What the exercise asks -
Rewrite the material below, changing every "species-label" to "ion-label" and leaving everything else unchanged. Omit the pictures from your answer.
:::::
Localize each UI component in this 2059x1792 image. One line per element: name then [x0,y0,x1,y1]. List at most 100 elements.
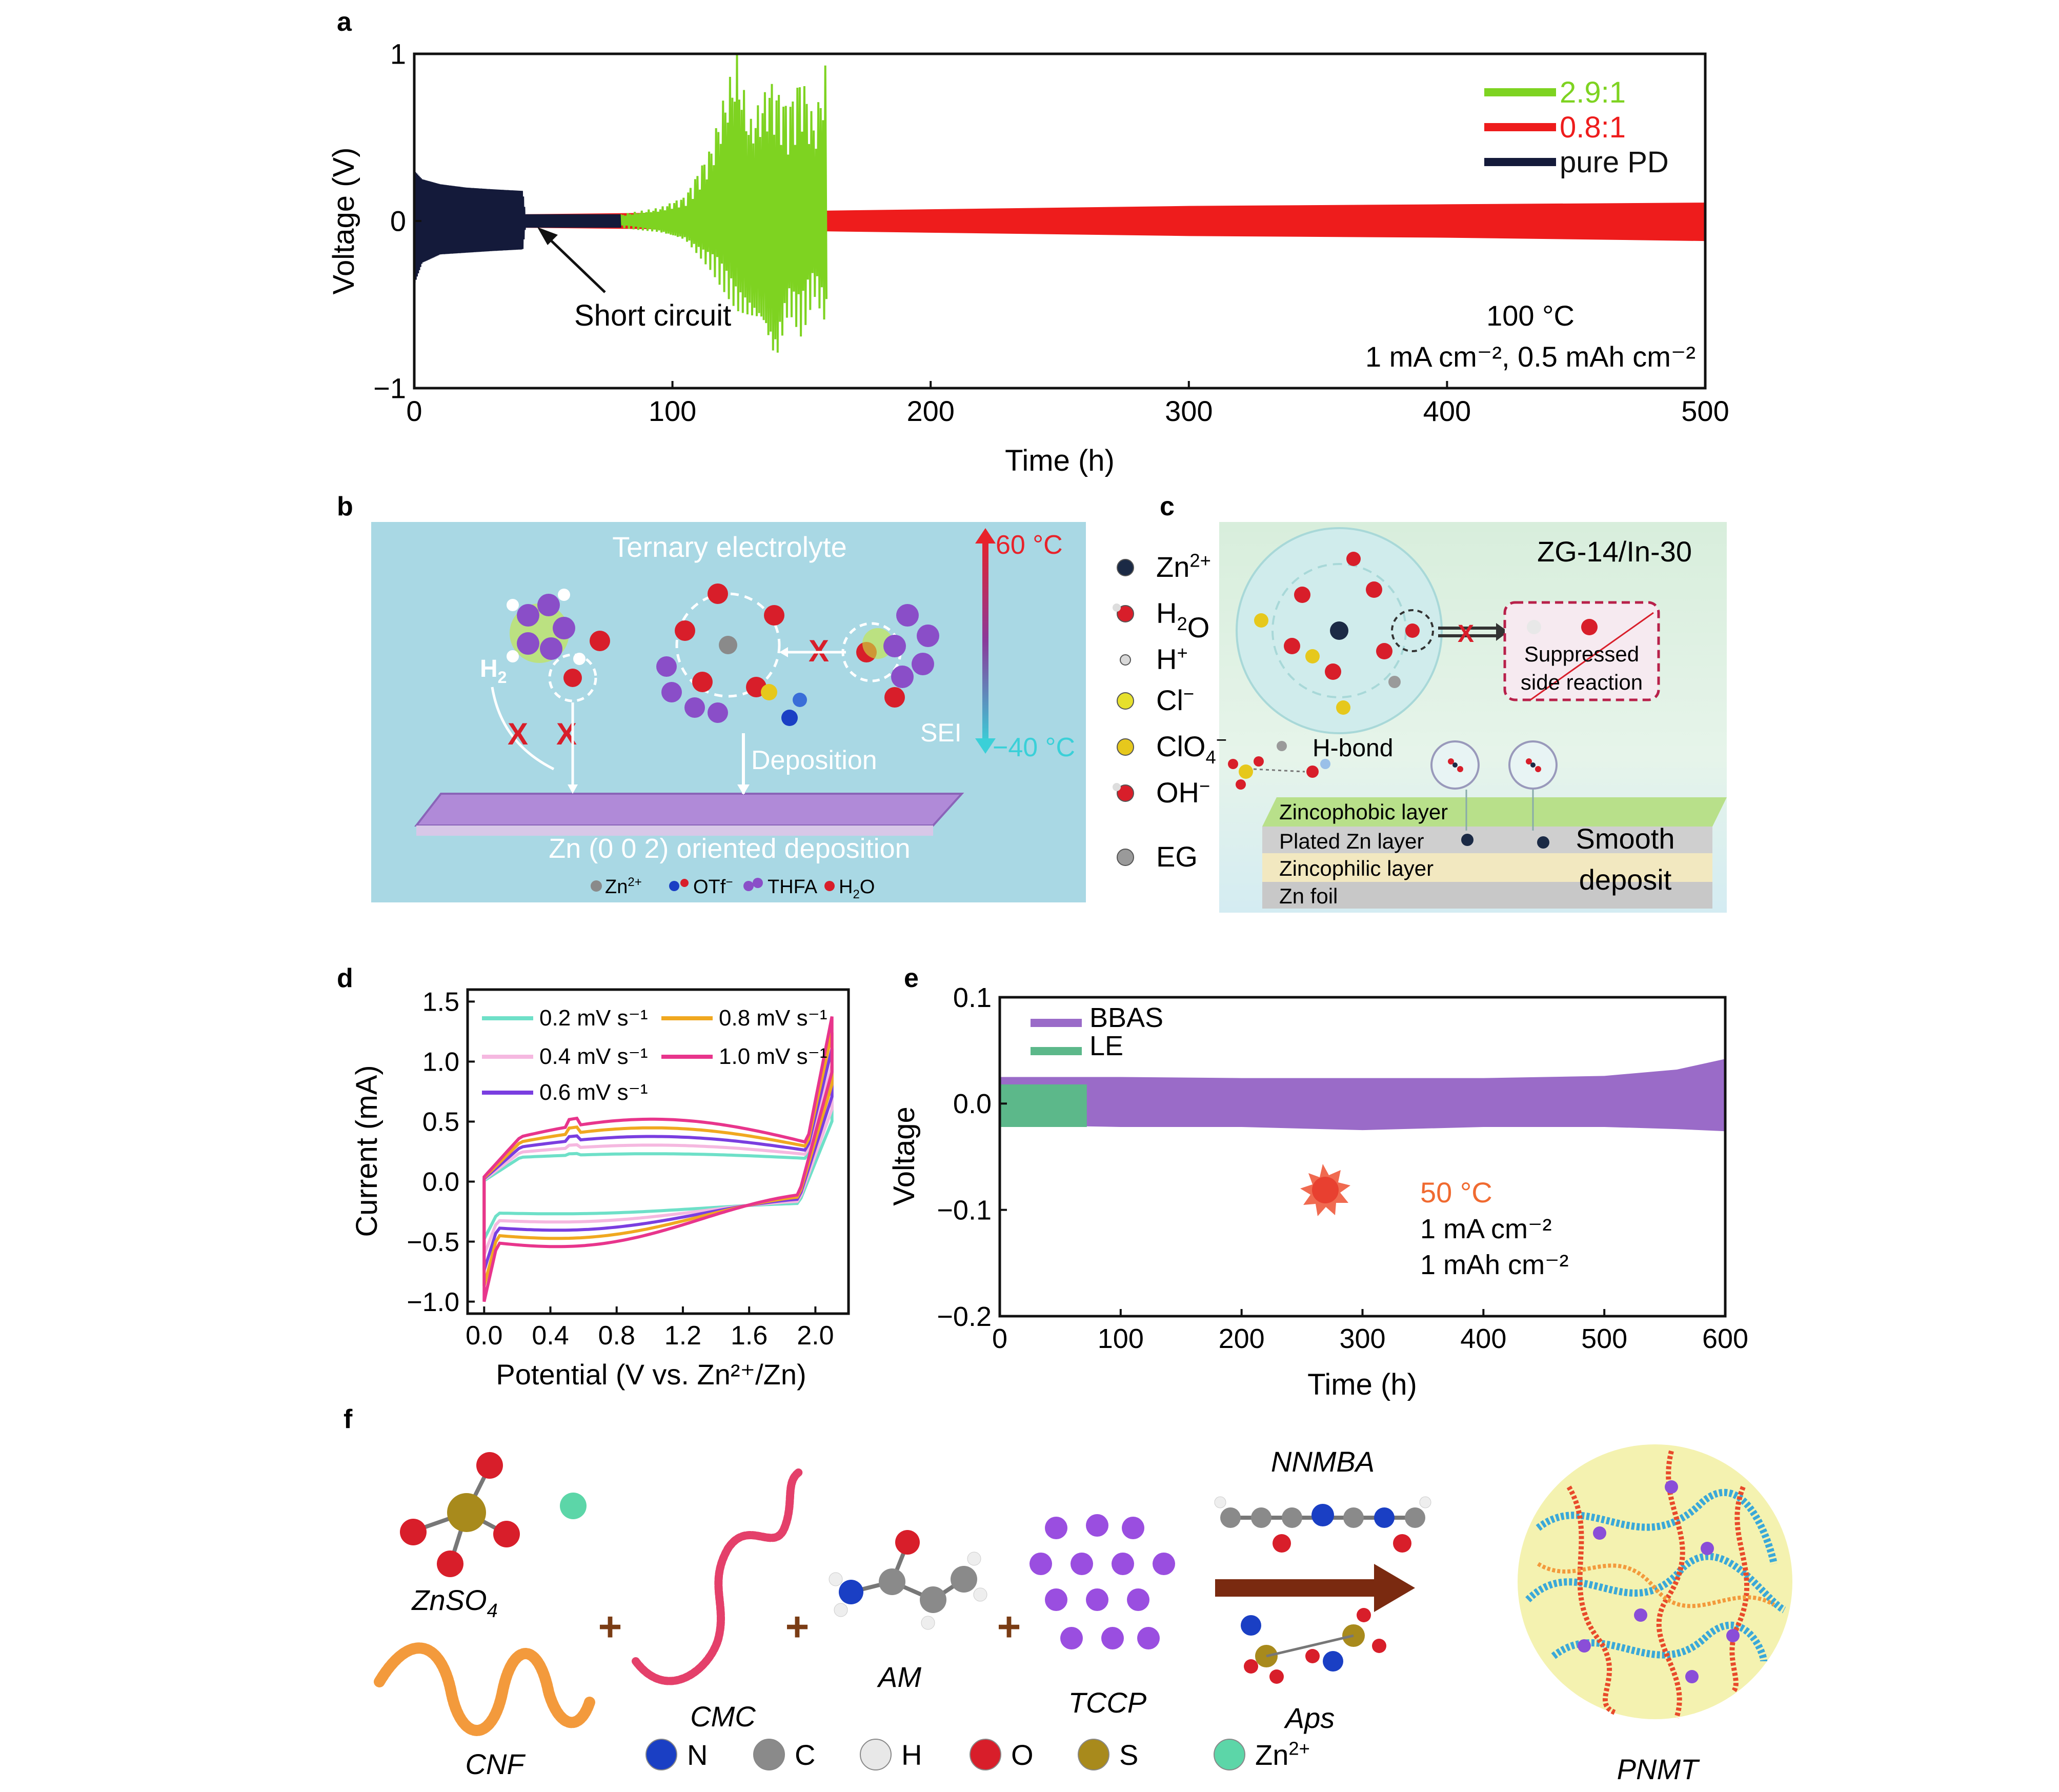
temperature-high-label: 60 °C [996,530,1063,560]
legend-label: 0.6 mV s⁻¹ [539,1080,648,1105]
x-tick-label: 1.2 [664,1321,701,1351]
y-tick-label: −0.2 [937,1301,992,1332]
species-label: OH− [1156,775,1210,809]
x-tick-label: 300 [1165,395,1213,427]
cv-curve [482,1064,834,1256]
panel-d-y-axis-label: Current (mA) [350,1065,383,1237]
legend-swatch [1031,1019,1082,1027]
short-circuit-annotation: Short circuit [537,227,731,332]
panel-d-ticks: 0.0 0.4 0.8 1.2 1.6 2.0 −1.0 −0.5 0.0 0.5 1.0 1.5 [407,988,834,1351]
y-tick-label: −0.1 [937,1195,992,1226]
series-band [1000,1059,1725,1132]
deposition-label: Deposition [751,746,877,775]
cnf-fiber-icon [374,1642,595,1736]
species-label: Cl− [1156,683,1194,716]
y-tick-label: 1.0 [422,1048,459,1077]
panel-a-temperature: 100 °C [1486,299,1574,332]
zn-foil-layer [1262,882,1712,909]
sei-label: SEI [920,718,962,747]
panel-letter-d: d [337,963,353,993]
series-pure-PD [413,171,621,283]
side-reaction-label: side reaction [1521,670,1643,694]
panel-e-x-axis-label: Time (h) [1307,1368,1417,1401]
legend-label: BBAS [1089,1002,1163,1033]
panel-e: e 0 100 200 300 400 500 600 −0.2 −0.1 0.0 0.1 Time… [887,963,1748,1401]
blocked-arrow-icon: X [1438,620,1508,648]
thfa-molecule-left-icon [507,589,610,702]
pnmt-label: PNMT [1617,1753,1700,1785]
x-tick-label: 400 [1423,395,1471,427]
panel-d-legend: 0.2 mV s⁻¹ 0.4 mV s⁻¹ 0.6 mV s⁻¹ 0.8 mV s⁻¹… [482,1005,827,1105]
atom-label: H [901,1739,922,1771]
panel-b: b Ternary electrolyte 60 °C −40 °C SEI Z… [337,492,1086,902]
smooth-label: Smooth [1576,822,1675,855]
heat-burst-icon [1300,1164,1350,1216]
species-label: Zn2+ [1156,550,1211,583]
znso4-molecule-icon [400,1452,587,1577]
atom-label: Zn2+ [1255,1738,1310,1771]
panel-a-x-axis-label: Time (h) [1005,444,1115,477]
legend-swatch [1031,1047,1082,1055]
species-icon [1117,738,1134,756]
species-label: ClO4− [1156,729,1227,768]
cv-curve [482,1016,834,1302]
suppressed-label: Suppressed [1524,642,1639,666]
atom-swatch [645,1739,677,1770]
series-line [413,171,621,283]
temperature-arrow-up-icon [975,528,996,543]
panel-letter-a: a [337,7,352,37]
species-icon [1117,784,1134,802]
y-tick-label: 1.5 [422,988,459,1017]
plus-sign: + [785,1604,810,1649]
solvation-structure-icon [1236,527,1443,734]
species-label: EG [1156,840,1198,873]
atom-label: S [1119,1739,1138,1771]
panel-c-title: ZG-14/In-30 [1537,535,1692,568]
x-tick-label: 0.4 [532,1321,569,1351]
cnf-label: CNF [465,1748,526,1780]
blocked-x-icon: X [508,717,528,751]
plated-zn-layer [1262,827,1712,853]
x-tick-label: 600 [1702,1323,1748,1354]
zn-002-plane-label: Zn (0 0 2) oriented deposition [549,833,910,864]
x-tick-label: 100 [1098,1323,1144,1354]
species-icon [1117,605,1134,622]
y-tick-label: −0.5 [407,1227,459,1257]
x-tick-label: 0 [992,1323,1007,1354]
x-tick-label: 2.0 [797,1321,834,1351]
y-tick-label: 1 [390,38,406,70]
panel-b-legend: Zn2+ OTf− THFA H2O [591,875,875,901]
aps-molecule-icon [1241,1608,1386,1684]
layer-label: Zn foil [1279,884,1338,908]
panel-a: a 0 100 200 300 400 500−101 Time (h) Voltage … [327,7,1729,477]
legend-label: LE [1089,1031,1123,1061]
am-label: AM [877,1661,921,1693]
zincophobic-layer [1262,797,1727,827]
legend-label: 0.2 mV s⁻¹ [539,1005,648,1031]
layer-label: Zincophilic layer [1279,856,1434,880]
y-tick-label: 0 [390,205,406,237]
panel-letter-b: b [337,492,353,521]
short-circuit-label: Short circuit [574,299,731,332]
h-bond-label: H-bond [1313,735,1393,762]
deposit-label: deposit [1579,863,1672,896]
aps-label: Aps [1284,1702,1335,1734]
h-bond-cluster-icon [1228,741,1330,790]
cmc-label: CMC [690,1700,756,1733]
temperature-arrow-down-icon [975,738,996,754]
y-tick-label: 0.1 [953,982,992,1013]
panel-a-plot-area [413,54,1706,353]
layer-label: Plated Zn layer [1279,829,1424,853]
am-molecule-icon [829,1530,987,1630]
panel-e-ticks: 0 100 200 300 400 500 600 −0.2 −0.1 0.0 0.1 [937,982,1748,1354]
svg-text:OTf−: OTf− [693,875,733,898]
panel-letter-c: c [1160,492,1175,521]
atom-swatch [1214,1739,1245,1770]
panel-letter-e: e [904,963,919,993]
panel-letter-f: f [344,1404,353,1434]
panel-e-plot-area [1000,1059,1725,1132]
panel-a-y-axis-label: Voltage (V) [327,148,360,295]
x-tick-label: 1.6 [731,1321,768,1351]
:::::
Right answer -
Localize each UI component in this 2059x1792 image. One line per element: name then [x0,y0,x1,y1]. List at most 100 elements.
temperature-high-label: 60 °C [996,530,1063,560]
legend-label: 0.6 mV s⁻¹ [539,1080,648,1105]
x-tick-label: 1.2 [664,1321,701,1351]
y-tick-label: −0.2 [937,1301,992,1332]
ion-label: OH− [1156,775,1210,809]
x-tick-label: 300 [1165,395,1213,427]
cv-curve [482,1064,834,1256]
panel-d-y-axis-label: Current (mA) [350,1065,383,1237]
legend-swatch [1031,1019,1082,1027]
short-circuit-annotation: Short circuit [537,227,731,332]
panel-d-ticks: 0.0 0.4 0.8 1.2 1.6 2.0 −1.0 −0.5 0.0 0.5 1.0 1.5 [407,988,834,1351]
y-tick-label: −0.1 [937,1195,992,1226]
series-band [1000,1059,1725,1132]
deposition-label: Deposition [751,746,877,775]
cnf-fiber-icon [374,1642,595,1736]
ion-label: Cl− [1156,683,1194,716]
y-tick-label: 1.0 [422,1048,459,1077]
panel-a-temperature: 100 °C [1486,299,1574,332]
zn-foil-layer [1262,882,1712,909]
sei-label: SEI [920,718,962,747]
panel-letter-d: d [337,963,353,993]
series-pure-PD [413,171,621,283]
side-reaction-label: side reaction [1521,670,1643,694]
panel-e-x-axis-label: Time (h) [1307,1368,1417,1401]
legend-label: BBAS [1089,1002,1163,1033]
panel-e: e 0 100 200 300 400 500 600 −0.2 −0.1 0.0 0.1 Time… [887,963,1748,1401]
blocked-arrow-icon: X [1438,620,1508,648]
thfa-molecule-left-icon [507,589,610,702]
pnmt-label: PNMT [1617,1753,1700,1785]
x-tick-label: 400 [1423,395,1471,427]
panel-d-legend: 0.2 mV s⁻¹ 0.4 mV s⁻¹ 0.6 mV s⁻¹ 0.8 mV s⁻¹… [482,1005,827,1105]
atom-label: H [901,1739,922,1771]
panel-b: b Ternary electrolyte 60 °C −40 °C SEI Z… [337,492,1086,902]
smooth-label: Smooth [1576,822,1675,855]
heat-burst-icon [1300,1164,1350,1216]
ion-label: Zn2+ [1156,550,1211,583]
znso4-molecule-icon [400,1452,587,1577]
atom-label: Zn2+ [1255,1738,1310,1771]
panel-a-x-axis-label: Time (h) [1005,444,1115,477]
legend-swatch [1031,1047,1082,1055]
species-icon [1117,738,1134,756]
ion-label: ClO4− [1156,729,1227,768]
cv-curve [482,1016,834,1302]
suppressed-label: Suppressed [1524,642,1639,666]
atom-swatch [645,1739,677,1770]
series-line [413,171,621,283]
temperature-arrow-up-icon [975,528,996,543]
panel-letter-a: a [337,7,352,37]
species-icon [1117,784,1134,802]
y-tick-label: 1.5 [422,988,459,1017]
plus-sign: + [785,1604,810,1649]
solvation-structure-icon [1236,527,1443,734]
ion-label: EG [1156,840,1198,873]
atom-label: S [1119,1739,1138,1771]
panel-c-title: ZG-14/In-30 [1537,535,1692,568]
x-tick-label: 0.4 [532,1321,569,1351]
cnf-label: CNF [465,1748,526,1780]
blocked-x-icon: X [508,717,528,751]
plated-zn-layer [1262,827,1712,853]
x-tick-label: 600 [1702,1323,1748,1354]
zn-002-plane-label: Zn (0 0 2) oriented deposition [549,833,910,864]
x-tick-label: 100 [1098,1323,1144,1354]
species-icon [1117,605,1134,622]
y-tick-label: −0.5 [407,1227,459,1257]
x-tick-label: 0 [992,1323,1007,1354]
x-tick-label: 2.0 [797,1321,834,1351]
y-tick-label: 1 [390,38,406,70]
panel-b-legend: Zn2+ OTf− THFA H2O [591,875,875,901]
aps-molecule-icon [1241,1608,1386,1684]
layer-label: Zn foil [1279,884,1338,908]
panel-a: a 0 100 200 300 400 500−101 Time (h) Voltage … [327,7,1729,477]
legend-label: LE [1089,1031,1123,1061]
am-label: AM [877,1661,921,1693]
zincophobic-layer [1262,797,1727,827]
legend-label: 0.2 mV s⁻¹ [539,1005,648,1031]
layer-label: Zincophilic layer [1279,856,1434,880]
y-tick-label: 0 [390,205,406,237]
panel-letter-b: b [337,492,353,521]
short-circuit-label: Short circuit [574,299,731,332]
h-bond-label: H-bond [1313,735,1393,762]
deposit-label: deposit [1579,863,1672,896]
aps-label: Aps [1284,1702,1335,1734]
h-bond-cluster-icon [1228,741,1330,790]
cmc-label: CMC [690,1700,756,1733]
temperature-arrow-down-icon [975,738,996,754]
y-tick-label: 0.1 [953,982,992,1013]
panel-a-plot-area [413,54,1706,353]
layer-label: Plated Zn layer [1279,829,1424,853]
am-molecule-icon [829,1530,987,1630]
panel-e-ticks: 0 100 200 300 400 500 600 −0.2 −0.1 0.0 0.1 [937,982,1748,1354]
svg-text:OTf−: OTf− [693,875,733,898]
panel-letter-c: c [1160,492,1175,521]
atom-swatch [1214,1739,1245,1770]
panel-letter-e: e [904,963,919,993]
panel-letter-f: f [344,1404,353,1434]
panel-e-plot-area [1000,1059,1725,1132]
panel-a-y-axis-label: Voltage (V) [327,148,360,295]
x-tick-label: 1.6 [731,1321,768,1351]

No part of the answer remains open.